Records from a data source
━━━━

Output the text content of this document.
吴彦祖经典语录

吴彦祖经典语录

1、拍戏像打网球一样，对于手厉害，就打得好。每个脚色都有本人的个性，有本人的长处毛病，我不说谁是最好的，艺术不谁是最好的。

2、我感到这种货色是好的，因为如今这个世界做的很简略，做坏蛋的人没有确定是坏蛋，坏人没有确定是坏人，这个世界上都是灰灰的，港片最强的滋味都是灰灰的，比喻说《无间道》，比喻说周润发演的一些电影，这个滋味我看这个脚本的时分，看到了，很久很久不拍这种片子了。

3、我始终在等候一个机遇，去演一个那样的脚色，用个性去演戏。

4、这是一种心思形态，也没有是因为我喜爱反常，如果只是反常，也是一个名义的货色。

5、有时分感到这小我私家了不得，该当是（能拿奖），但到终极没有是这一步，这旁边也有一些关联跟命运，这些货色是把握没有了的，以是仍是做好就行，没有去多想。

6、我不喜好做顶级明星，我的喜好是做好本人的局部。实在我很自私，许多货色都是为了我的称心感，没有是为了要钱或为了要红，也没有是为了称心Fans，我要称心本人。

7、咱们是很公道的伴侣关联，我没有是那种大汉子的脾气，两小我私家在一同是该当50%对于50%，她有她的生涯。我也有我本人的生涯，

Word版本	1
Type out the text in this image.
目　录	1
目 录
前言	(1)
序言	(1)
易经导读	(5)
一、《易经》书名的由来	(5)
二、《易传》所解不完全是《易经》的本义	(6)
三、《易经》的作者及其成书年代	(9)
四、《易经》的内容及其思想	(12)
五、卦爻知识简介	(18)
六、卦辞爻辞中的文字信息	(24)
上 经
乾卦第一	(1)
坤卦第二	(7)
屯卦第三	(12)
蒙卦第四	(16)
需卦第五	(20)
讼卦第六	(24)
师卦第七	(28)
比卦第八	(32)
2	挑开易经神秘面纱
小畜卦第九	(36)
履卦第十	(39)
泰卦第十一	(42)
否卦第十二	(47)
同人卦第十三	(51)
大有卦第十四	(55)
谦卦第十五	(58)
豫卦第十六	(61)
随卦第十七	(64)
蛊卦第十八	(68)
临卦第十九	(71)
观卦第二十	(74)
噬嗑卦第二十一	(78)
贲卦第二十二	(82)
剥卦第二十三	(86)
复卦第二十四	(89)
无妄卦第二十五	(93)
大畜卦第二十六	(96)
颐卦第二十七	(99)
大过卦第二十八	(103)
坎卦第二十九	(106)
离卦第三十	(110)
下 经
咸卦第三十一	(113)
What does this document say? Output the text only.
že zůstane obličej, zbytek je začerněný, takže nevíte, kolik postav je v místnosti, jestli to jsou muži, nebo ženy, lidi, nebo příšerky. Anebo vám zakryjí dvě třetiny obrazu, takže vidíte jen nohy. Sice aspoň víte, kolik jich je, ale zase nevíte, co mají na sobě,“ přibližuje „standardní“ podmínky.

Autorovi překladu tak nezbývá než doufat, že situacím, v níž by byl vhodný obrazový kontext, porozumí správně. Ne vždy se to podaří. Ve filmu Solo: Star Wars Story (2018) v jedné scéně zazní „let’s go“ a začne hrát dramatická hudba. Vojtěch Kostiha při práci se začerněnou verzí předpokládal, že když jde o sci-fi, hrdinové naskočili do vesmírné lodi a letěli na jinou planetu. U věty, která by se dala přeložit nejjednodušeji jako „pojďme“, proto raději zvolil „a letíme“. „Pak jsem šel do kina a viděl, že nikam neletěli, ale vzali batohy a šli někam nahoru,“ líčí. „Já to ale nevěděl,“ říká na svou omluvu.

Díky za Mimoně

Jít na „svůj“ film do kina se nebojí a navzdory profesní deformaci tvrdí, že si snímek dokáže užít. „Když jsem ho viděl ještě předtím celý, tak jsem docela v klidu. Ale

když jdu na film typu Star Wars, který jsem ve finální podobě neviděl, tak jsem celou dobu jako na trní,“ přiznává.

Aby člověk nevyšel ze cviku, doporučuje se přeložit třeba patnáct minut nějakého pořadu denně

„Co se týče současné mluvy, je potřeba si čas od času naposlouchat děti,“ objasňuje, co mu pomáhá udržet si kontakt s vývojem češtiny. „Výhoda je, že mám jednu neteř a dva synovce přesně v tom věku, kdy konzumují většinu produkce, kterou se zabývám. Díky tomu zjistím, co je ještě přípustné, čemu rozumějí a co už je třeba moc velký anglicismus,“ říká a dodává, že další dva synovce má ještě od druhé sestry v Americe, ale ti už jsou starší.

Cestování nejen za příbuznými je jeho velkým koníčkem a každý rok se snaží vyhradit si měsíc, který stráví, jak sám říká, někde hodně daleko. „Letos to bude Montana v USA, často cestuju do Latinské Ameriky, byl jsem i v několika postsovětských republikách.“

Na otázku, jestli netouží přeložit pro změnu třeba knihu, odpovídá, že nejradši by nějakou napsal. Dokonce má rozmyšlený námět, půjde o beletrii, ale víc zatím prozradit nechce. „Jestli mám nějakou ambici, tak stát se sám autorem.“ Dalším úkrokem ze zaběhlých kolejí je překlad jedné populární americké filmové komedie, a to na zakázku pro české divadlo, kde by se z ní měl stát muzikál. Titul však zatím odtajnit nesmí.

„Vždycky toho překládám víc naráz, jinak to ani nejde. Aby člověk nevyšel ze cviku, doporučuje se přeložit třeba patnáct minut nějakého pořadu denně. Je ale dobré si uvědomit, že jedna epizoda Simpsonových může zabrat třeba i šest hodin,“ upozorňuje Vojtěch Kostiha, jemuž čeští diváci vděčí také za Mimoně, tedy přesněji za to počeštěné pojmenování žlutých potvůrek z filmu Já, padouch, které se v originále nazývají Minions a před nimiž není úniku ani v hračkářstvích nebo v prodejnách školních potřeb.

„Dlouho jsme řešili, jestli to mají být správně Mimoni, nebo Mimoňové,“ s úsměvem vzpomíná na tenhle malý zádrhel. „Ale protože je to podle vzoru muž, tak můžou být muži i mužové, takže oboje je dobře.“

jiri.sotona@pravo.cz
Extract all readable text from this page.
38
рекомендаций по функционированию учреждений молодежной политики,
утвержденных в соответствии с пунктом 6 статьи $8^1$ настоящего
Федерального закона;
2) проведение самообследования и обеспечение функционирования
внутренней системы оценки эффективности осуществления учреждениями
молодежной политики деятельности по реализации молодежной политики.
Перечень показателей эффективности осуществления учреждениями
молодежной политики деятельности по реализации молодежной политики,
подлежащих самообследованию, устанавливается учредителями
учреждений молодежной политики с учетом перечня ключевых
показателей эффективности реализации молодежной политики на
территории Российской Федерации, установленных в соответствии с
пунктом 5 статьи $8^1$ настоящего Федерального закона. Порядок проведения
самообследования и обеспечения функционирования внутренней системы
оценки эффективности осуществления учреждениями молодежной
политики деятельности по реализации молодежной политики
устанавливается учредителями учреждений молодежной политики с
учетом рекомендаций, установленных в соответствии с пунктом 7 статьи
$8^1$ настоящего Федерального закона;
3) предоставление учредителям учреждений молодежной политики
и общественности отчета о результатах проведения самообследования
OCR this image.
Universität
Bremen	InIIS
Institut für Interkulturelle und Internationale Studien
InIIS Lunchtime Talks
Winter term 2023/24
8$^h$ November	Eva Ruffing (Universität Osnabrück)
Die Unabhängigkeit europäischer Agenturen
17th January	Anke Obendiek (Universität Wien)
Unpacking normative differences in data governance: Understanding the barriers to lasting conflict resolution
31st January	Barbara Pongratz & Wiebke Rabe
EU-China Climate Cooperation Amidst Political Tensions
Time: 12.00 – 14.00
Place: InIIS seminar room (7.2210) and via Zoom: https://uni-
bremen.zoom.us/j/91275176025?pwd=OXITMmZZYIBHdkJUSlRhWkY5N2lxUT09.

━━━━

» **Set task**:
Extract the full set of entries word for word.

» **Output**:
Output the text content of this document.
吴彦祖经典语录

吴彦祖经典语录

1、拍戏像打网球一样，对于手厉害，就打得好。每个脚色都有本人的个性，有本人的长处毛病，我不说谁是最好的，艺术不谁是最好的。

2、我感到这种货色是好的，因为如今这个世界做的很简略，做坏蛋的人没有确定是坏蛋，坏人没有确定是坏人，这个世界上都是灰灰的，港片最强的滋味都是灰灰的，比喻说《无间道》，比喻说周润发演的一些电影，这个滋味我看这个脚本的时分，看到了，很久很久不拍这种片子了。

3、我始终在等候一个机遇，去演一个那样的脚色，用个性去演戏。

4、这是一种心思形态，也没有是因为我喜爱反常，如果只是反常，也是一个名义的货色。

5、有时分感到这小我私家了不得，该当是（能拿奖），但到终极没有是这一步，这旁边也有一些关联跟命运，这些货色是把握没有了的，以是仍是做好就行，没有去多想。

6、我不喜好做顶级明星，我的喜好是做好本人的局部。实在我很自私，许多货色都是为了我的称心感，没有是为了要钱或为了要红，也没有是为了称心Fans，我要称心本人。

7、咱们是很公道的伴侣关联，我没有是那种大汉子的脾气，两小我私家在一同是该当50%对于50%，她有她的生涯。我也有我本人的生涯，

Word版本	1
Type out the text in this image.
目　录	1
目 录
前言	(1)
序言	(1)
易经导读	(5)
一、《易经》书名的由来	(5)
二、《易传》所解不完全是《易经》的本义	(6)
三、《易经》的作者及其成书年代	(9)
四、《易经》的内容及其思想	(12)
五、卦爻知识简介	(18)
六、卦辞爻辞中的文字信息	(24)
上 经
乾卦第一	(1)
坤卦第二	(7)
屯卦第三	(12)
蒙卦第四	(16)
需卦第五	(20)
讼卦第六	(24)
师卦第七	(28)
比卦第八	(32)
2	挑开易经神秘面纱
小畜卦第九	(36)
履卦第十	(39)
泰卦第十一	(42)
否卦第十二	(47)
同人卦第十三	(51)
大有卦第十四	(55)
谦卦第十五	(58)
豫卦第十六	(61)
随卦第十七	(64)
蛊卦第十八	(68)
临卦第十九	(71)
观卦第二十	(74)
噬嗑卦第二十一	(78)
贲卦第二十二	(82)
剥卦第二十三	(86)
复卦第二十四	(89)
无妄卦第二十五	(93)
大畜卦第二十六	(96)
颐卦第二十七	(99)
大过卦第二十八	(103)
坎卦第二十九	(106)
离卦第三十	(110)
下 经
咸卦第三十一	(113)
What does this document say? Output the text only.
že zůstane obličej, zbytek je začerněný, takže nevíte, kolik postav je v místnosti, jestli to jsou muži, nebo ženy, lidi, nebo příšerky. Anebo vám zakryjí dvě třetiny obrazu, takže vidíte jen nohy. Sice aspoň víte, kolik jich je, ale zase nevíte, co mají na sobě,“ přibližuje „standardní“ podmínky.

Autorovi překladu tak nezbývá než doufat, že situacím, v níž by byl vhodný obrazový kontext, porozumí správně. Ne vždy se to podaří. Ve filmu Solo: Star Wars Story (2018) v jedné scéně zazní „let’s go“ a začne hrát dramatická hudba. Vojtěch Kostiha při práci se začerněnou verzí předpokládal, že když jde o sci-fi, hrdinové naskočili do vesmírné lodi a letěli na jinou planetu. U věty, která by se dala přeložit nejjednodušeji jako „pojďme“, proto raději zvolil „a letíme“. „Pak jsem šel do kina a viděl, že nikam neletěli, ale vzali batohy a šli někam nahoru,“ líčí. „Já to ale nevěděl,“ říká na svou omluvu.

Díky za Mimoně

Jít na „svůj“ film do kina se nebojí a navzdory profesní deformaci tvrdí, že si snímek dokáže užít. „Když jsem ho viděl ještě předtím celý, tak jsem docela v klidu. Ale

když jdu na film typu Star Wars, který jsem ve finální podobě neviděl, tak jsem celou dobu jako na trní,“ přiznává.

Aby člověk nevyšel ze cviku, doporučuje se přeložit třeba patnáct minut nějakého pořadu denně

„Co se týče současné mluvy, je potřeba si čas od času naposlouchat děti,“ objasňuje, co mu pomáhá udržet si kontakt s vývojem češtiny. „Výhoda je, že mám jednu neteř a dva synovce přesně v tom věku, kdy konzumují většinu produkce, kterou se zabývám. Díky tomu zjistím, co je ještě přípustné, čemu rozumějí a co už je třeba moc velký anglicismus,“ říká a dodává, že další dva synovce má ještě od druhé sestry v Americe, ale ti už jsou starší.

Cestování nejen za příbuznými je jeho velkým koníčkem a každý rok se snaží vyhradit si měsíc, který stráví, jak sám říká, někde hodně daleko. „Letos to bude Montana v USA, často cestuju do Latinské Ameriky, byl jsem i v několika postsovětských republikách.“

Na otázku, jestli netouží přeložit pro změnu třeba knihu, odpovídá, že nejradši by nějakou napsal. Dokonce má rozmyšlený námět, půjde o beletrii, ale víc zatím prozradit nechce. „Jestli mám nějakou ambici, tak stát se sám autorem.“ Dalším úkrokem ze zaběhlých kolejí je překlad jedné populární americké filmové komedie, a to na zakázku pro české divadlo, kde by se z ní měl stát muzikál. Titul však zatím odtajnit nesmí.

„Vždycky toho překládám víc naráz, jinak to ani nejde. Aby člověk nevyšel ze cviku, doporučuje se přeložit třeba patnáct minut nějakého pořadu denně. Je ale dobré si uvědomit, že jedna epizoda Simpsonových může zabrat třeba i šest hodin,“ upozorňuje Vojtěch Kostiha, jemuž čeští diváci vděčí také za Mimoně, tedy přesněji za to počeštěné pojmenování žlutých potvůrek z filmu Já, padouch, které se v originále nazývají Minions a před nimiž není úniku ani v hračkářstvích nebo v prodejnách školních potřeb.

„Dlouho jsme řešili, jestli to mají být správně Mimoni, nebo Mimoňové,“ s úsměvem vzpomíná na tenhle malý zádrhel. „Ale protože je to podle vzoru muž, tak můžou být muži i mužové, takže oboje je dobře.“

jiri.sotona@pravo.cz
Extract all readable text from this page.
38
рекомендаций по функционированию учреждений молодежной политики,
утвержденных в соответствии с пунктом 6 статьи $8^1$ настоящего
Федерального закона;
2) проведение самообследования и обеспечение функционирования
внутренней системы оценки эффективности осуществления учреждениями
молодежной политики деятельности по реализации молодежной политики.
Перечень показателей эффективности осуществления учреждениями
молодежной политики деятельности по реализации молодежной политики,
подлежащих самообследованию, устанавливается учредителями
учреждений молодежной политики с учетом перечня ключевых
показателей эффективности реализации молодежной политики на
территории Российской Федерации, установленных в соответствии с
пунктом 5 статьи $8^1$ настоящего Федерального закона. Порядок проведения
самообследования и обеспечения функционирования внутренней системы
оценки эффективности осуществления учреждениями молодежной
политики деятельности по реализации молодежной политики
устанавливается учредителями учреждений молодежной политики с
учетом рекомендаций, установленных в соответствии с пунктом 7 статьи
$8^1$ настоящего Федерального закона;
3) предоставление учредителям учреждений молодежной политики
и общественности отчета о результатах проведения самообследования
OCR this image.
Universität
Bremen	InIIS
Institut für Interkulturelle und Internationale Studien
InIIS Lunchtime Talks
Winter term 2023/24
8$^h$ November	Eva Ruffing (Universität Osnabrück)
Die Unabhängigkeit europäischer Agenturen
17th January	Anke Obendiek (Universität Wien)
Unpacking normative differences in data governance: Understanding the barriers to lasting conflict resolution
31st January	Barbara Pongratz & Wiebke Rabe
EU-China Climate Cooperation Amidst Political Tensions
Time: 12.00 – 14.00
Place: InIIS seminar room (7.2210) and via Zoom: https://uni-
bremen.zoom.us/j/91275176025?pwd=OXITMmZZYIBHdkJUSlRhWkY5N2lxUT09.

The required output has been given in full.